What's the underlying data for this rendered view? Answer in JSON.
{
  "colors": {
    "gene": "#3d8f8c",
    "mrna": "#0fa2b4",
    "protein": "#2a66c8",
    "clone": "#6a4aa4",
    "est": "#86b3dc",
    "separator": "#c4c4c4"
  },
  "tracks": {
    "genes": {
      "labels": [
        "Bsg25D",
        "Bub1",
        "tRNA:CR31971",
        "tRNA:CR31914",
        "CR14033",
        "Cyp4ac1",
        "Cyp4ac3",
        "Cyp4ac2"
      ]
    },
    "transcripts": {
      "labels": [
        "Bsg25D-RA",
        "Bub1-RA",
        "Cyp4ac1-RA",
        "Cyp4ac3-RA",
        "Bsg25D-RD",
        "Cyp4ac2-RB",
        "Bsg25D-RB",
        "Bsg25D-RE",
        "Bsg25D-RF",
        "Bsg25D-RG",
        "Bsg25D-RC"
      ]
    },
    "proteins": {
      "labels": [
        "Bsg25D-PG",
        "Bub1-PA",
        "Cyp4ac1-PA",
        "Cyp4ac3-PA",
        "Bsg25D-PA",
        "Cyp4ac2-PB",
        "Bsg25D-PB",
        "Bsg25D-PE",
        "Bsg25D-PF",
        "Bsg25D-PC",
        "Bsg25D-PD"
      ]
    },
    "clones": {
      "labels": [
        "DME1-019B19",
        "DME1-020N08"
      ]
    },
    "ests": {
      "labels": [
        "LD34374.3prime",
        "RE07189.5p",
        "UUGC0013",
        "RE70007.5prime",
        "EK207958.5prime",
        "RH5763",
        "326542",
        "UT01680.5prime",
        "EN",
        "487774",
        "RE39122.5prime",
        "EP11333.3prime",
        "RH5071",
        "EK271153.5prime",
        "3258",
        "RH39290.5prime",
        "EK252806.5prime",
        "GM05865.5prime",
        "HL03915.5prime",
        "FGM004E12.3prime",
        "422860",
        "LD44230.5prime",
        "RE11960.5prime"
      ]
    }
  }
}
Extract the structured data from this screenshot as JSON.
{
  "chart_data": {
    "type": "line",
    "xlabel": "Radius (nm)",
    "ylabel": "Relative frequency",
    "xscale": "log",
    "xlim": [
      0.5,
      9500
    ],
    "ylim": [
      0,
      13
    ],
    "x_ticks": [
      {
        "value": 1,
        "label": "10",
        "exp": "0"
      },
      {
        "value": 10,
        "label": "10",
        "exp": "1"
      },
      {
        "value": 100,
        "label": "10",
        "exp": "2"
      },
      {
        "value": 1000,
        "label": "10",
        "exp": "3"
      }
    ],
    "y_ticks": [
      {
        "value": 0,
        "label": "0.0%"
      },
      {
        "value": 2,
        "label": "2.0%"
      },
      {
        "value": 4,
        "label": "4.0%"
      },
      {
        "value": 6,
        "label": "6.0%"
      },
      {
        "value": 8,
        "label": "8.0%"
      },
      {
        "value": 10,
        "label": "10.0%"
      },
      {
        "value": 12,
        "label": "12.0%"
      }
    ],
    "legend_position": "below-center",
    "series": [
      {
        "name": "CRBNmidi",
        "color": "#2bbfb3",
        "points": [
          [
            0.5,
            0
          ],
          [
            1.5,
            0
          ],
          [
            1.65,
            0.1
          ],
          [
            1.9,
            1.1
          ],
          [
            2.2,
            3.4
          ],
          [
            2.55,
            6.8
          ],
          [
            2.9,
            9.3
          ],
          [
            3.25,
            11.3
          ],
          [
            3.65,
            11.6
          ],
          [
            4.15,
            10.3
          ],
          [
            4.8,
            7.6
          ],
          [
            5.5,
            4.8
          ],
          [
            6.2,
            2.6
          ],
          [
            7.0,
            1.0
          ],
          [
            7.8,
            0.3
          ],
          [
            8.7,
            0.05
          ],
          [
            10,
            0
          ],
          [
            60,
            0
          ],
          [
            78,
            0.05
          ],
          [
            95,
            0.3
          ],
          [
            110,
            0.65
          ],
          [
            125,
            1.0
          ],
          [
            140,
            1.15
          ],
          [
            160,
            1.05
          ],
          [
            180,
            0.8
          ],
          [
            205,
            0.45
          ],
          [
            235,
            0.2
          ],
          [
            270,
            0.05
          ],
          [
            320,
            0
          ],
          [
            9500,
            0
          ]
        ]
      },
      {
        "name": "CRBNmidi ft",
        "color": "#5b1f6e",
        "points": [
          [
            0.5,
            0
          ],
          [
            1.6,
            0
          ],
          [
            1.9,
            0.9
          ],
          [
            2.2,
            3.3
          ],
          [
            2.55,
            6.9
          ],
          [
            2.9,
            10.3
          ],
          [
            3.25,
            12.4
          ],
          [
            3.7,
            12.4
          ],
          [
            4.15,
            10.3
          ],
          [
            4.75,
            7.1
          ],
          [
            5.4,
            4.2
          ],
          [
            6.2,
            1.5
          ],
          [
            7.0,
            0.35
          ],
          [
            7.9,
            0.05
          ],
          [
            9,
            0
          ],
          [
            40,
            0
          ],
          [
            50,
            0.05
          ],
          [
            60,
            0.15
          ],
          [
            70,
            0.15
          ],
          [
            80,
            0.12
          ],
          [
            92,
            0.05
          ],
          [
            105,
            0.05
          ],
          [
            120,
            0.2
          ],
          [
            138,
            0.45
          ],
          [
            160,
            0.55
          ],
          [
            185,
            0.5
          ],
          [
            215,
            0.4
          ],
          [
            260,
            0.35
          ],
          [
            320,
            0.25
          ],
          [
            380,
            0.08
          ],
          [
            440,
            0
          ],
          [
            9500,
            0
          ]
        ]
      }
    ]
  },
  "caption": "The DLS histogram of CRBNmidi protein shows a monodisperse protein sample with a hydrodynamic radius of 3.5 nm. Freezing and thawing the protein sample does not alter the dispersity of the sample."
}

###

Each line of the data should be reproduced exactly as it appears.

## Answer for the task
What's the underlying data for this rendered view? Answer in JSON.
{
  "colors": {
    "gene": "#3d8f8c",
    "mrna": "#0fa2b4",
    "protein": "#2a66c8",
    "clone": "#6a4aa4",
    "est": "#86b3dc",
    "separator": "#c4c4c4"
  },
  "tracks": {
    "genes": {
      "labels": [
        "Bsg25D",
        "Bub1",
        "tRNA:CR31971",
        "tRNA:CR31914",
        "CR14033",
        "Cyp4ac1",
        "Cyp4ac3",
        "Cyp4ac2"
      ]
    },
    "transcripts": {
      "labels": [
        "Bsg25D-RA",
        "Bub1-RA",
        "Cyp4ac1-RA",
        "Cyp4ac3-RA",
        "Bsg25D-RD",
        "Cyp4ac2-RB",
        "Bsg25D-RB",
        "Bsg25D-RE",
        "Bsg25D-RF",
        "Bsg25D-RG",
        "Bsg25D-RC"
      ]
    },
    "proteins": {
      "labels": [
        "Bsg25D-PG",
        "Bub1-PA",
        "Cyp4ac1-PA",
        "Cyp4ac3-PA",
        "Bsg25D-PA",
        "Cyp4ac2-PB",
        "Bsg25D-PB",
        "Bsg25D-PE",
        "Bsg25D-PF",
        "Bsg25D-PC",
        "Bsg25D-PD"
      ]
    },
    "clones": {
      "labels": [
        "DME1-019B19",
        "DME1-020N08"
      ]
    },
    "ests": {
      "labels": [
        "LD34374.3prime",
        "RE07189.5p",
        "UUGC0013",
        "RE70007.5prime",
        "EK207958.5prime",
        "RH5763",
        "326542",
        "UT01680.5prime",
        "EN",
        "487774",
        "RE39122.5prime",
        "EP11333.3prime",
        "RH5071",
        "EK271153.5prime",
        "3258",
        "RH39290.5prime",
        "EK252806.5prime",
        "GM05865.5prime",
        "HL03915.5prime",
        "FGM004E12.3prime",
        "422860",
        "LD44230.5prime",
        "RE11960.5prime"
      ]
    }
  }
}
Extract the structured data from this screenshot as JSON.
{
  "chart_data": {
    "type": "line",
    "xlabel": "Radius (nm)",
    "ylabel": "Relative frequency",
    "xscale": "log",
    "xlim": [
      0.5,
      9500
    ],
    "ylim": [
      0,
      13
    ],
    "x_ticks": [
      {
        "value": 1,
        "label": "10",
        "exp": "0"
      },
      {
        "value": 10,
        "label": "10",
        "exp": "1"
      },
      {
        "value": 100,
        "label": "10",
        "exp": "2"
      },
      {
        "value": 1000,
        "label": "10",
        "exp": "3"
      }
    ],
    "y_ticks": [
      {
        "value": 0,
        "label": "0.0%"
      },
      {
        "value": 2,
        "label": "2.0%"
      },
      {
        "value": 4,
        "label": "4.0%"
      },
      {
        "value": 6,
        "label": "6.0%"
      },
      {
        "value": 8,
        "label": "8.0%"
      },
      {
        "value": 10,
        "label": "10.0%"
      },
      {
        "value": 12,
        "label": "12.0%"
      }
    ],
    "legend_position": "below-center",
    "series": [
      {
        "name": "CRBNmidi",
        "color": "#2bbfb3",
        "points": [
          [
            0.5,
            0
          ],
          [
            1.5,
            0
          ],
          [
            1.65,
            0.1
          ],
          [
            1.9,
            1.1
          ],
          [
            2.2,
            3.4
          ],
          [
            2.55,
            6.8
          ],
          [
            2.9,
            9.3
          ],
          [
            3.25,
            11.3
          ],
          [
            3.65,
            11.6
          ],
          [
            4.15,
            10.3
          ],
          [
            4.8,
            7.6
          ],
          [
            5.5,
            4.8
          ],
          [
            6.2,
            2.6
          ],
          [
            7.0,
            1.0
          ],
          [
            7.8,
            0.3
          ],
          [
            8.7,
            0.05
          ],
          [
            10,
            0
          ],
          [
            60,
            0
          ],
          [
            78,
            0.05
          ],
          [
            95,
            0.3
          ],
          [
            110,
            0.65
          ],
          [
            125,
            1.0
          ],
          [
            140,
            1.15
          ],
          [
            160,
            1.05
          ],
          [
            180,
            0.8
          ],
          [
            205,
            0.45
          ],
          [
            235,
            0.2
          ],
          [
            270,
            0.05
          ],
          [
            320,
            0
          ],
          [
            9500,
            0
          ]
        ]
      },
      {
        "name": "CRBNmidi ft",
        "color": "#5b1f6e",
        "points": [
          [
            0.5,
            0
          ],
          [
            1.6,
            0
          ],
          [
            1.9,
            0.9
          ],
          [
            2.2,
            3.3
          ],
          [
            2.55,
            6.9
          ],
          [
            2.9,
            10.3
          ],
          [
            3.25,
            12.4
          ],
          [
            3.7,
            12.4
          ],
          [
            4.15,
            10.3
          ],
          [
            4.75,
            7.1
          ],
          [
            5.4,
            4.2
          ],
          [
            6.2,
            1.5
          ],
          [
            7.0,
            0.35
          ],
          [
            7.9,
            0.05
          ],
          [
            9,
            0
          ],
          [
            40,
            0
          ],
          [
            50,
            0.05
          ],
          [
            60,
            0.15
          ],
          [
            70,
            0.15
          ],
          [
            80,
            0.12
          ],
          [
            92,
            0.05
          ],
          [
            105,
            0.05
          ],
          [
            120,
            0.2
          ],
          [
            138,
            0.45
          ],
          [
            160,
            0.55
          ],
          [
            185,
            0.5
          ],
          [
            215,
            0.4
          ],
          [
            260,
            0.35
          ],
          [
            320,
            0.25
          ],
          [
            380,
            0.08
          ],
          [
            440,
            0
          ],
          [
            9500,
            0
          ]
        ]
      }
    ]
  },
  "caption": "The DLS histogram of CRBNmidi protein shows a monodisperse protein sample with a hydrodynamic radius of 3.5 nm. Freezing and thawing the protein sample does not alter the dispersity of the sample."
}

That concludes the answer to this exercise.